[Start Items]

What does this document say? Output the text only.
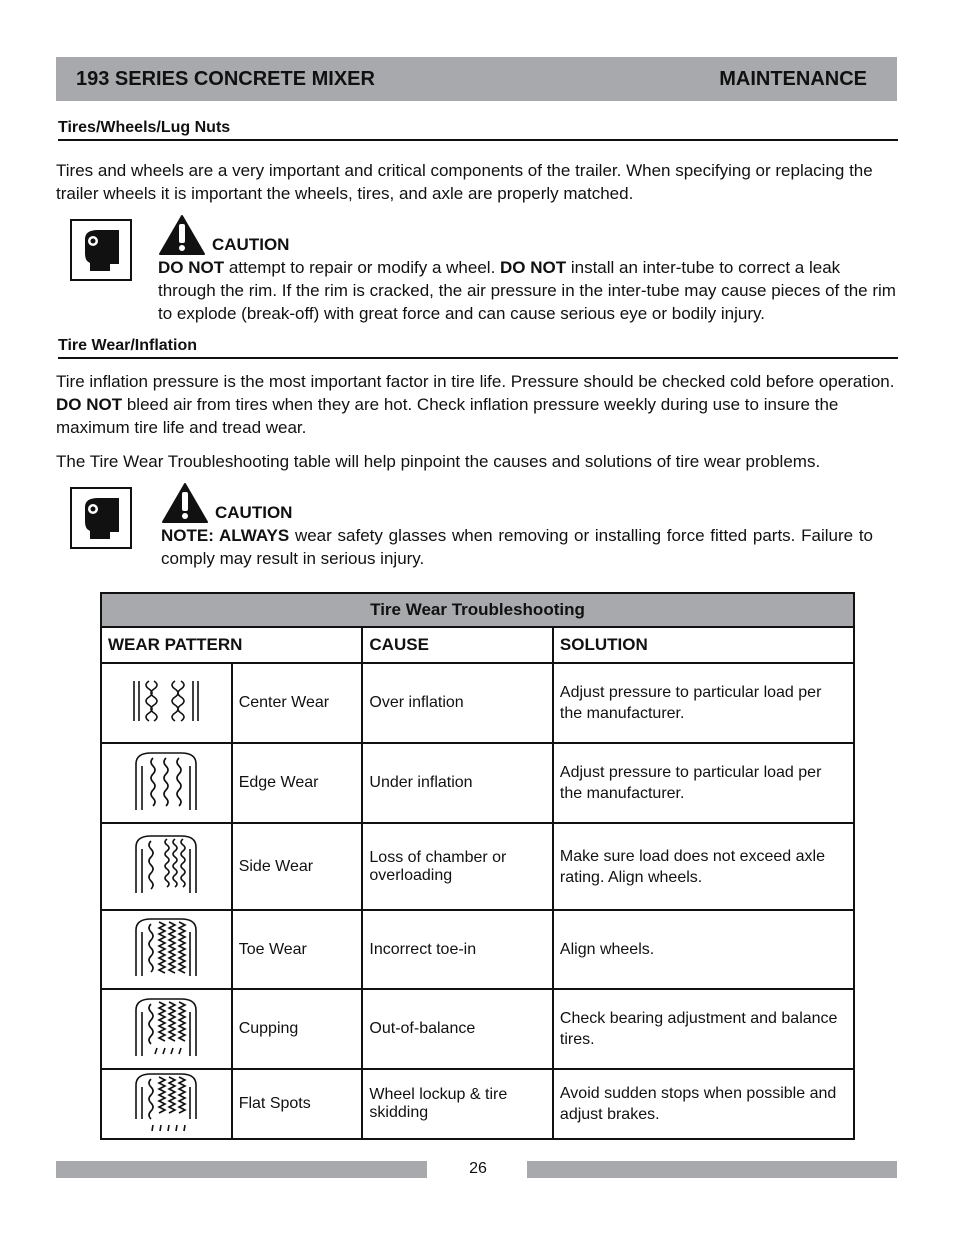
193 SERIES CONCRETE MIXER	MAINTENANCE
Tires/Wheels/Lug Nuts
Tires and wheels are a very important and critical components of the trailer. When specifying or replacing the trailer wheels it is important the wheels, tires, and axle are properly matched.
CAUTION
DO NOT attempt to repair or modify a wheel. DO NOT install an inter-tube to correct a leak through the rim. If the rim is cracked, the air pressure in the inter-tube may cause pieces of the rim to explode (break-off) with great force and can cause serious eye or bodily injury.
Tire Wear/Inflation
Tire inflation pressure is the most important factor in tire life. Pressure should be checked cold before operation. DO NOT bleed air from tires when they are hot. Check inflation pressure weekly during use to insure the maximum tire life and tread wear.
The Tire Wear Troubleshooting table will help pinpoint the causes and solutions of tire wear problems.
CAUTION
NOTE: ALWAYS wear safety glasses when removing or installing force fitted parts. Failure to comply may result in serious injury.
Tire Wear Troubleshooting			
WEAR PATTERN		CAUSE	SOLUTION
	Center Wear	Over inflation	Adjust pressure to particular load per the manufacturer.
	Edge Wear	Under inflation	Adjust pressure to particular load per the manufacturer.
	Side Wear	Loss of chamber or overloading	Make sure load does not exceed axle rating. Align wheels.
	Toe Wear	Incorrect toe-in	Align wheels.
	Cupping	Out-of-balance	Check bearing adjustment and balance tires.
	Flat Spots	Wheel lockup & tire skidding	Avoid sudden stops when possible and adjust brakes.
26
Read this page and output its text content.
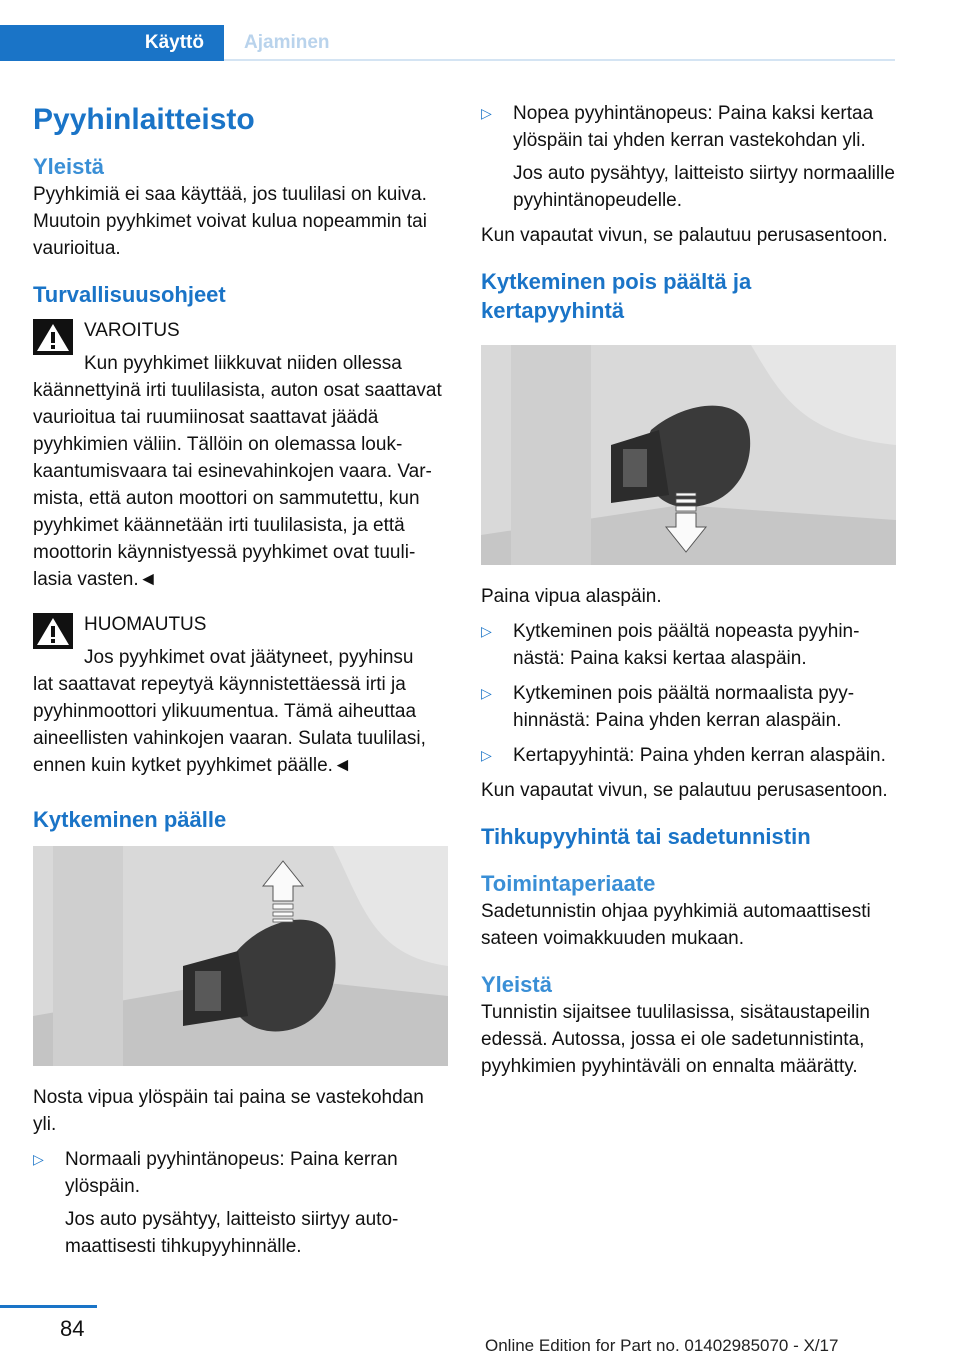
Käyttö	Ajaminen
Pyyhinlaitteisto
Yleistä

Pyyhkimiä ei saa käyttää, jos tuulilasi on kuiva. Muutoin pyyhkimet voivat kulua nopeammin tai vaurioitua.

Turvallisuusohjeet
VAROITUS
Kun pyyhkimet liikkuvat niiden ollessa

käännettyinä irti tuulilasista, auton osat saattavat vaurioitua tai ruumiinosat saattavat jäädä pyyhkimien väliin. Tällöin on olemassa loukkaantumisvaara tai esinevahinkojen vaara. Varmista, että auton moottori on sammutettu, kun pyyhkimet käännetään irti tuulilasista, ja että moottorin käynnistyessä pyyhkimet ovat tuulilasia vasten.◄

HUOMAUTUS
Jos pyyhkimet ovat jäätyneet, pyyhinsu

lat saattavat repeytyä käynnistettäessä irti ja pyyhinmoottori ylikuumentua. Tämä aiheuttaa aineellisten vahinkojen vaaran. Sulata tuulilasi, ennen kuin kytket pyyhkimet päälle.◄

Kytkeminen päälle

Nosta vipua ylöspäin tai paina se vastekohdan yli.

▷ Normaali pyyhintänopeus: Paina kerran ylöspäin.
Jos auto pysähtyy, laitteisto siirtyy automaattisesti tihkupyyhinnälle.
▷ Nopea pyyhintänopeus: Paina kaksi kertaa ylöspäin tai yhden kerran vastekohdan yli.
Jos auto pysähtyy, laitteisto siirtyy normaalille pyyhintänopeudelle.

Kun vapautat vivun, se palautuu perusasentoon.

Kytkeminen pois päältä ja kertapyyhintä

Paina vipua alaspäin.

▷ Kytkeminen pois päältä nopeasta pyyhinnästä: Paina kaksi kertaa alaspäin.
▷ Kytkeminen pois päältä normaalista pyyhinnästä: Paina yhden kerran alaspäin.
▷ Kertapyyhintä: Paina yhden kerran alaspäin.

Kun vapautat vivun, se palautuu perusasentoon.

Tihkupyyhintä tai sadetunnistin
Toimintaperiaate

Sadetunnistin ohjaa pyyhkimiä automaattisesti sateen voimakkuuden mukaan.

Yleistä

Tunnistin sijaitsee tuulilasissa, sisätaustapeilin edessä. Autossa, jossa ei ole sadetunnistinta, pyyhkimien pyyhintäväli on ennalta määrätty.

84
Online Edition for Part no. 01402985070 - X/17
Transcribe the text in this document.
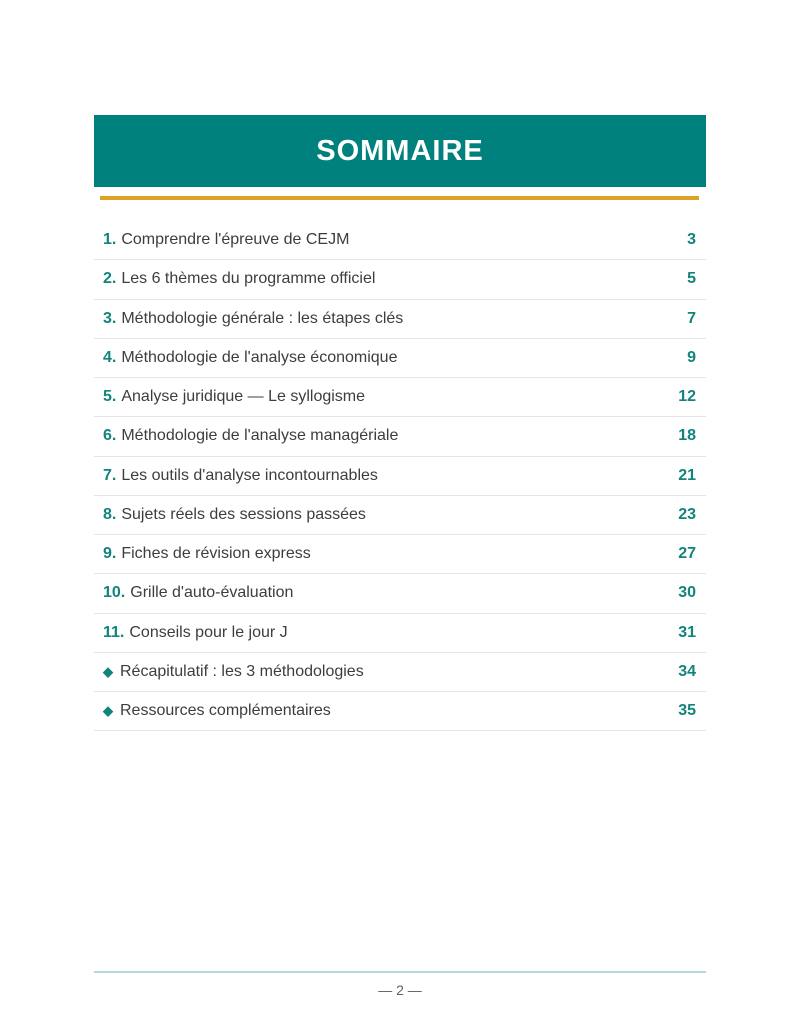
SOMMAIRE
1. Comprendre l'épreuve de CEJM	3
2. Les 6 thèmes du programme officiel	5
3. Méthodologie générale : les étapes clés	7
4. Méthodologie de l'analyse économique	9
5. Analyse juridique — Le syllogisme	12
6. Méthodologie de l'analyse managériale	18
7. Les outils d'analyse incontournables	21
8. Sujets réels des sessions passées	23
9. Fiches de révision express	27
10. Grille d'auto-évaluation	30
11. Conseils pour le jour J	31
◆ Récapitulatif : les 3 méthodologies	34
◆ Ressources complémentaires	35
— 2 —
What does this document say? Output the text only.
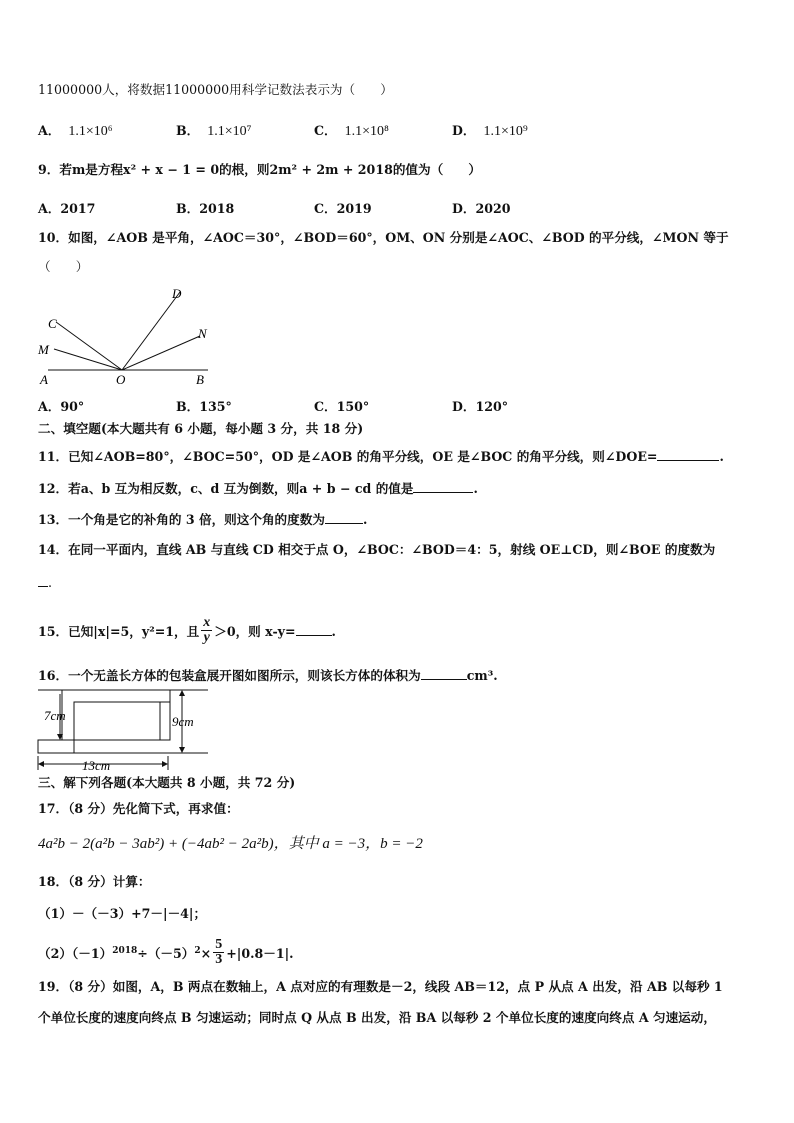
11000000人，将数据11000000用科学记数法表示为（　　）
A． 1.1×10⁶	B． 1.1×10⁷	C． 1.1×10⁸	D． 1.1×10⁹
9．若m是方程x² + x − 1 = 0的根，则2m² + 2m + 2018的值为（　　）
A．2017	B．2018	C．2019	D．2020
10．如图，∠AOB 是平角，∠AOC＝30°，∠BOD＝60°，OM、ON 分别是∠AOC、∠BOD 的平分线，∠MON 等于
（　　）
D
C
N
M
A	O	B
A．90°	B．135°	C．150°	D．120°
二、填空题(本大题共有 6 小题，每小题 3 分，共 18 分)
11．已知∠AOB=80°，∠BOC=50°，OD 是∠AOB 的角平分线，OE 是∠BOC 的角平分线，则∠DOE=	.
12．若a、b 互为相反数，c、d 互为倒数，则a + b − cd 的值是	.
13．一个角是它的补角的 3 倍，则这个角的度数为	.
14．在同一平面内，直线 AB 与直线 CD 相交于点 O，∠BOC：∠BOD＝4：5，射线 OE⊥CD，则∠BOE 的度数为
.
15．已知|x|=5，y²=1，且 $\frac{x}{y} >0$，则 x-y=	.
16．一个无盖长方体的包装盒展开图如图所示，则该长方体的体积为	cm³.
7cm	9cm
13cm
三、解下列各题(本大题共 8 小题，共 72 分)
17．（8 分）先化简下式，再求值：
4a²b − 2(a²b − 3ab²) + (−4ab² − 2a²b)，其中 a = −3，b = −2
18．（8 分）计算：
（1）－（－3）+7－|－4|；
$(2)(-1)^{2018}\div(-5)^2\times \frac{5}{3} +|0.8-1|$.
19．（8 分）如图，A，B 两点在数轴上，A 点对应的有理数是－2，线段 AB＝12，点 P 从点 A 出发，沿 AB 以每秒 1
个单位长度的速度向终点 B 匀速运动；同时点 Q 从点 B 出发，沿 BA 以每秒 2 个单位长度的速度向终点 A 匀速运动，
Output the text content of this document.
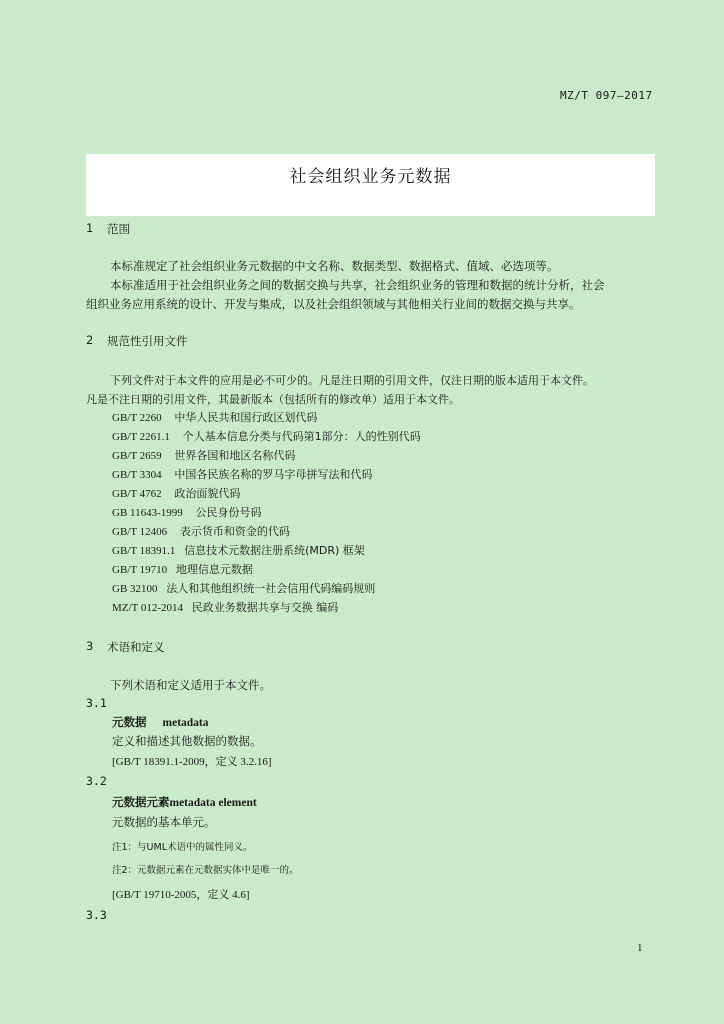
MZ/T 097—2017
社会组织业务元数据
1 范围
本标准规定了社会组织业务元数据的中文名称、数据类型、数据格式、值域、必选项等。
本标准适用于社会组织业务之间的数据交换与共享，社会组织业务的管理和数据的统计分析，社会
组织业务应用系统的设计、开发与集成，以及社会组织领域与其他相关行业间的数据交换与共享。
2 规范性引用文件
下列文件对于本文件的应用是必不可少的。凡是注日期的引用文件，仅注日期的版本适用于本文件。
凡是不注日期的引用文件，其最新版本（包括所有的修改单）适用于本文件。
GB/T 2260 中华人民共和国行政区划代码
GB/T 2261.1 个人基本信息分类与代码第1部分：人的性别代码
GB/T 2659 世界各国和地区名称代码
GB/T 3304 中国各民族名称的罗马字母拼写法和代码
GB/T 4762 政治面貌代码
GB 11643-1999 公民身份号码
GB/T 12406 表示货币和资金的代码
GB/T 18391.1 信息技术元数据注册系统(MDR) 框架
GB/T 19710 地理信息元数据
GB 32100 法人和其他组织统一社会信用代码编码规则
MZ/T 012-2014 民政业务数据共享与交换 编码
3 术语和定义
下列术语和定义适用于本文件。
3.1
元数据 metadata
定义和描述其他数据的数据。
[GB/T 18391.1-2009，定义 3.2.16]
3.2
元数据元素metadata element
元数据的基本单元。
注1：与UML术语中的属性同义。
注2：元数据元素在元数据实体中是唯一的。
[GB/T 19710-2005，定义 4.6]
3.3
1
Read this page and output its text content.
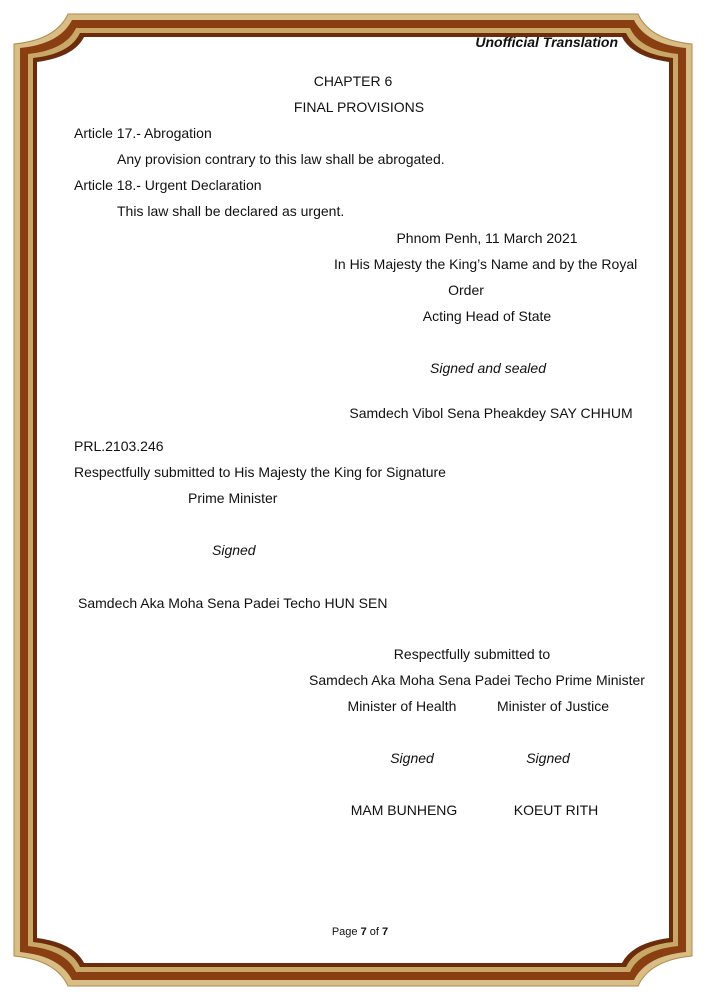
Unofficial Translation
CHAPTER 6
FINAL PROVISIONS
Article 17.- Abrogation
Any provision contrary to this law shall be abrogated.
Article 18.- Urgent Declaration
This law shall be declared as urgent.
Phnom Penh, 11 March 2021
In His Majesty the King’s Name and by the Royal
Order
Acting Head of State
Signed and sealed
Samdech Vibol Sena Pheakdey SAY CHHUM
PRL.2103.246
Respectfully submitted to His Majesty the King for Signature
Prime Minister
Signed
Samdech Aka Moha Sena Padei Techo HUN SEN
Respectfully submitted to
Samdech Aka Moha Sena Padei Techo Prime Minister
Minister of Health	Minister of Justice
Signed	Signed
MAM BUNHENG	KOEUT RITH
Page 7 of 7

[End Items]

Find the line that contains "Output the text content of this document.", then write out that line and every line after it through the end of the records, exactly. Leave the pictures out.

**Answer for the task**
Output the text content of this document.
MZ/T 097—2017
社会组织业务元数据
1 范围
本标准规定了社会组织业务元数据的中文名称、数据类型、数据格式、值域、必选项等。
本标准适用于社会组织业务之间的数据交换与共享，社会组织业务的管理和数据的统计分析，社会
组织业务应用系统的设计、开发与集成，以及社会组织领域与其他相关行业间的数据交换与共享。
2 规范性引用文件
下列文件对于本文件的应用是必不可少的。凡是注日期的引用文件，仅注日期的版本适用于本文件。
凡是不注日期的引用文件，其最新版本（包括所有的修改单）适用于本文件。
GB/T 2260 中华人民共和国行政区划代码
GB/T 2261.1 个人基本信息分类与代码第1部分：人的性别代码
GB/T 2659 世界各国和地区名称代码
GB/T 3304 中国各民族名称的罗马字母拼写法和代码
GB/T 4762 政治面貌代码
GB 11643-1999 公民身份号码
GB/T 12406 表示货币和资金的代码
GB/T 18391.1 信息技术元数据注册系统(MDR) 框架
GB/T 19710 地理信息元数据
GB 32100 法人和其他组织统一社会信用代码编码规则
MZ/T 012-2014 民政业务数据共享与交换 编码
3 术语和定义
下列术语和定义适用于本文件。
3.1
元数据 metadata
定义和描述其他数据的数据。
[GB/T 18391.1-2009，定义 3.2.16]
3.2
元数据元素metadata element
元数据的基本单元。
注1：与UML术语中的属性同义。
注2：元数据元素在元数据实体中是唯一的。
[GB/T 19710-2005，定义 4.6]
3.3
1
Read this page and output its text content.
Unofficial Translation
CHAPTER 6
FINAL PROVISIONS
Article 17.- Abrogation
Any provision contrary to this law shall be abrogated.
Article 18.- Urgent Declaration
This law shall be declared as urgent.
Phnom Penh, 11 March 2021
In His Majesty the King’s Name and by the Royal
Order
Acting Head of State
Signed and sealed
Samdech Vibol Sena Pheakdey SAY CHHUM
PRL.2103.246
Respectfully submitted to His Majesty the King for Signature
Prime Minister
Signed
Samdech Aka Moha Sena Padei Techo HUN SEN
Respectfully submitted to
Samdech Aka Moha Sena Padei Techo Prime Minister
Minister of Health	Minister of Justice
Signed	Signed
MAM BUNHENG	KOEUT RITH
Page 7 of 7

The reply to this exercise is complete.